Written instruction: Pull every line containing "yang" from the entries.

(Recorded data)
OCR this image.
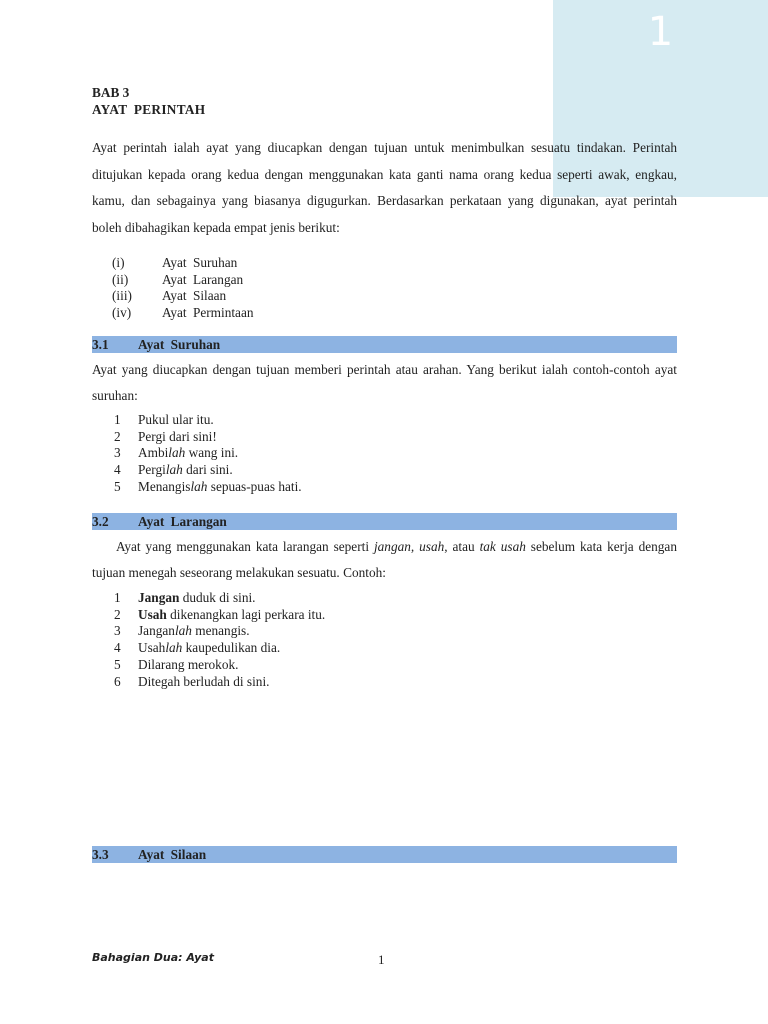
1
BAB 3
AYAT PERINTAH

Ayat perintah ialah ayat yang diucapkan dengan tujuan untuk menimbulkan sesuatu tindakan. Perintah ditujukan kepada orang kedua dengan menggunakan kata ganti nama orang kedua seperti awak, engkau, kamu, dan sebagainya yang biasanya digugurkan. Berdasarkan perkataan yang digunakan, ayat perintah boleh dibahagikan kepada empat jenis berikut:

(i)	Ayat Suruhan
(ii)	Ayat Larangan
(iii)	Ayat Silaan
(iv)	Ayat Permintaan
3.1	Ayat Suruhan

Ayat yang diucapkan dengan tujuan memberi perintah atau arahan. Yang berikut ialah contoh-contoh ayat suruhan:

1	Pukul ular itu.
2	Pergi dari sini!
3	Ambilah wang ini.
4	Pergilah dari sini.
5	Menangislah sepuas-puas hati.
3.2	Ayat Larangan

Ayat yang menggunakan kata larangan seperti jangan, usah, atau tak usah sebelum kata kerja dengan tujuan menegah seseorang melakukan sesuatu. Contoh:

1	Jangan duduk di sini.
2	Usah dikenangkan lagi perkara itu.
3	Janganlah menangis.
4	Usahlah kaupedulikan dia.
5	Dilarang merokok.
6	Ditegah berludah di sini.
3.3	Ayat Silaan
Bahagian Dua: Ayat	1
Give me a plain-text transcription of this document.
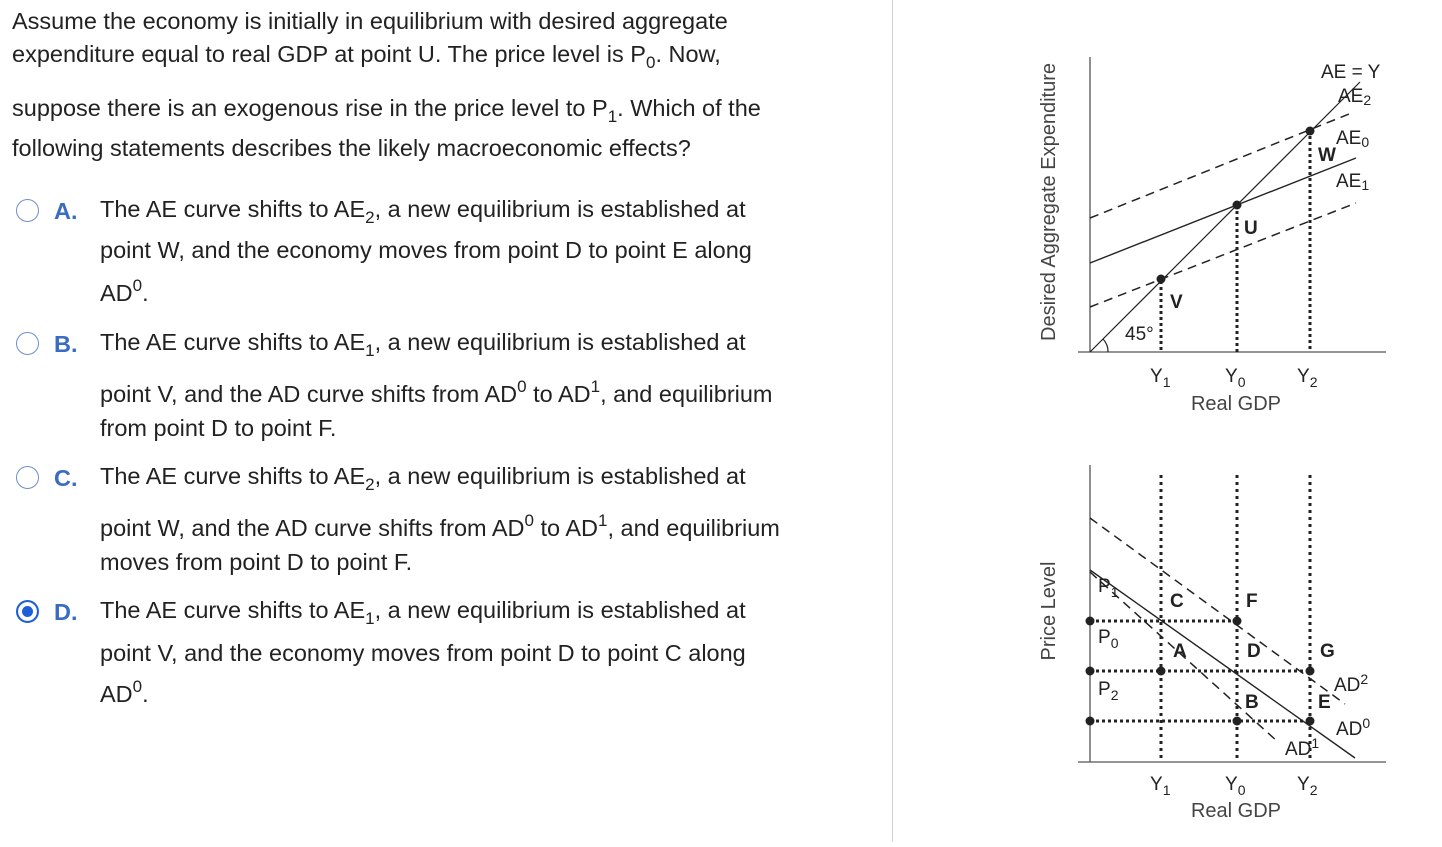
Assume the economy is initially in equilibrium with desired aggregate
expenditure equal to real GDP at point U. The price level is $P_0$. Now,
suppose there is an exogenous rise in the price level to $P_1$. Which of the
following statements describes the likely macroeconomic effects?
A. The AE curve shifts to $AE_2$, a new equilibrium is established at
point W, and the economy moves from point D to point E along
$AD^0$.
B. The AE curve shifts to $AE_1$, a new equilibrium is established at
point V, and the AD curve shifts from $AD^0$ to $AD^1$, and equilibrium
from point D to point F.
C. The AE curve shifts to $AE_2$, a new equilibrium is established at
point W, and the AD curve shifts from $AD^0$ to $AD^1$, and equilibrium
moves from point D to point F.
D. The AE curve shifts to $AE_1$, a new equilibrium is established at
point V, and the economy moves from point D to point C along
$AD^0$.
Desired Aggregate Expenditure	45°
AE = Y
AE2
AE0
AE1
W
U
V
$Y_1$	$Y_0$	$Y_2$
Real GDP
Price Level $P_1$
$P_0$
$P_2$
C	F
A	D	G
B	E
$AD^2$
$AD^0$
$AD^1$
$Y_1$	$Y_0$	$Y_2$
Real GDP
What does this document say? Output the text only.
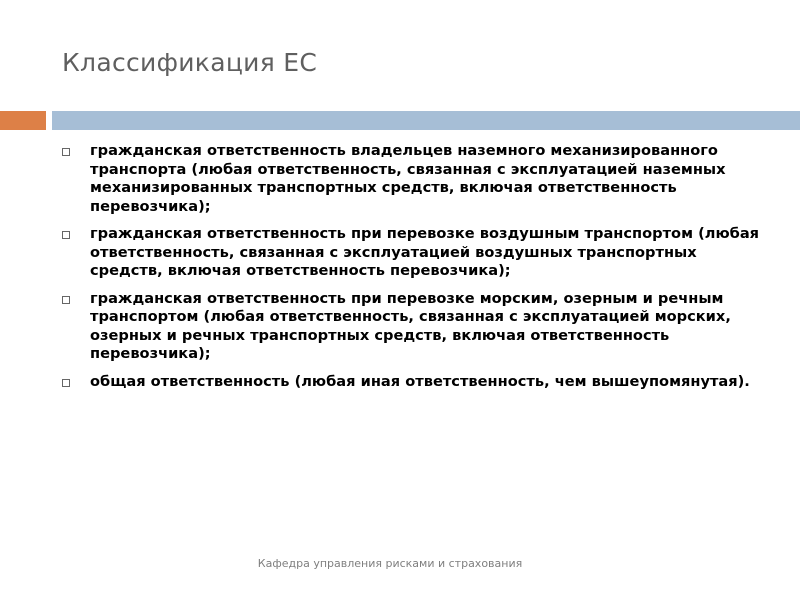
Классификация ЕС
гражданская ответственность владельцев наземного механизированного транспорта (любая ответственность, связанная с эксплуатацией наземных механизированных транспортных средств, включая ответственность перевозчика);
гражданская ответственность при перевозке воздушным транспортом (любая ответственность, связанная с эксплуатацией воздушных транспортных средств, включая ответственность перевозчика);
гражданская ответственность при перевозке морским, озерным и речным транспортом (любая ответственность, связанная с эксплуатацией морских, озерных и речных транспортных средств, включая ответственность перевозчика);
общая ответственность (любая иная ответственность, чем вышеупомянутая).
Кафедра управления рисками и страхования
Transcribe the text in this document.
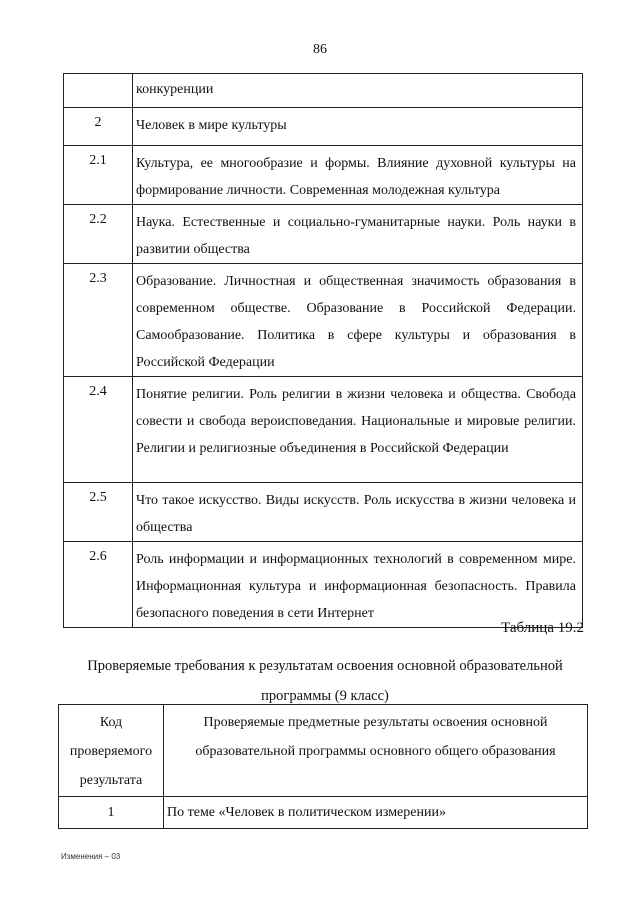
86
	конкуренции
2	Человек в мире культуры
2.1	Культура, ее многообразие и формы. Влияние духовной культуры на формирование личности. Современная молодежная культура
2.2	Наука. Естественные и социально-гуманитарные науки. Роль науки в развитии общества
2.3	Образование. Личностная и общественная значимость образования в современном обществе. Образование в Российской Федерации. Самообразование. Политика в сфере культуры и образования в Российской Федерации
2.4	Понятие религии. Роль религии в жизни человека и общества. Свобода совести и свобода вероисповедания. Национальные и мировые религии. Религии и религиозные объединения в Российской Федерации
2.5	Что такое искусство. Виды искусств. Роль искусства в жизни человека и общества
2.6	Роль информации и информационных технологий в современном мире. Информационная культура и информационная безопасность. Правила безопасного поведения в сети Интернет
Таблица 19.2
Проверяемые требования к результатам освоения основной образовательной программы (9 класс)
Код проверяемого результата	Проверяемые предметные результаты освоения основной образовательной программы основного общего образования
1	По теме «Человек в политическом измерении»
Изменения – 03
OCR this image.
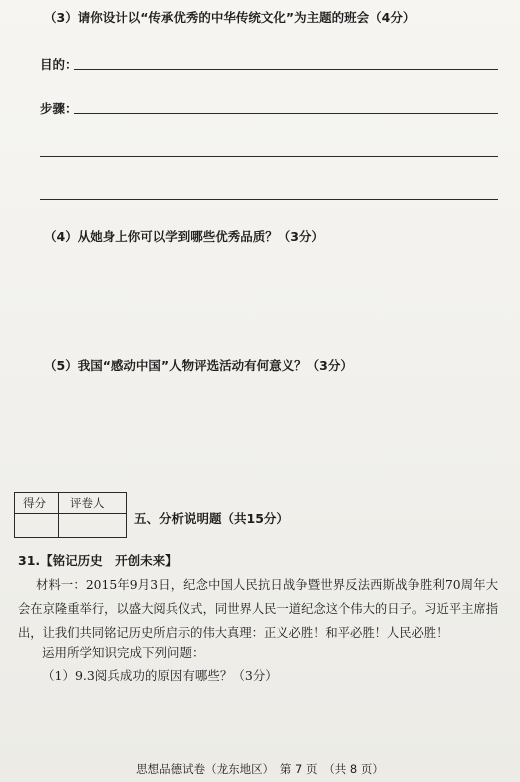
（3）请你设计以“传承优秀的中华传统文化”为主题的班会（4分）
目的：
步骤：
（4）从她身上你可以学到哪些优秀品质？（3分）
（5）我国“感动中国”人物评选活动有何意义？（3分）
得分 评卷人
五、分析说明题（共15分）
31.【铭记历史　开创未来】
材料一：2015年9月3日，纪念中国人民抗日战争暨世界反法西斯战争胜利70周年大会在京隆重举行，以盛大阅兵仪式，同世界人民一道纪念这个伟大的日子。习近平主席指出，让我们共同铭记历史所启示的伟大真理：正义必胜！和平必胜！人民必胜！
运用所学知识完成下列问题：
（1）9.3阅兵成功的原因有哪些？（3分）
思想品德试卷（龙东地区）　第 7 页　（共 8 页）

Written response:
Ayat perintah ialah ayat yang diucapkan dengan tujuan untuk menimbulkan sesuatu tindakan. Perintah ditujukan kepada orang kedua dengan menggunakan kata ganti nama orang kedua seperti awak, engkau, kamu, dan sebagainya yang biasanya digugurkan. Berdasarkan perkataan yang digunakan, ayat perintah boleh dibahagikan kepada empat jenis berikut:
Ayat yang diucapkan dengan tujuan memberi perintah atau arahan. Yang berikut ialah contoh-contoh ayat suruhan:
Ayat yang menggunakan kata larangan seperti jangan, usah, atau tak usah sebelum kata kerja dengan tujuan menegah seseorang melakukan sesuatu. Contoh:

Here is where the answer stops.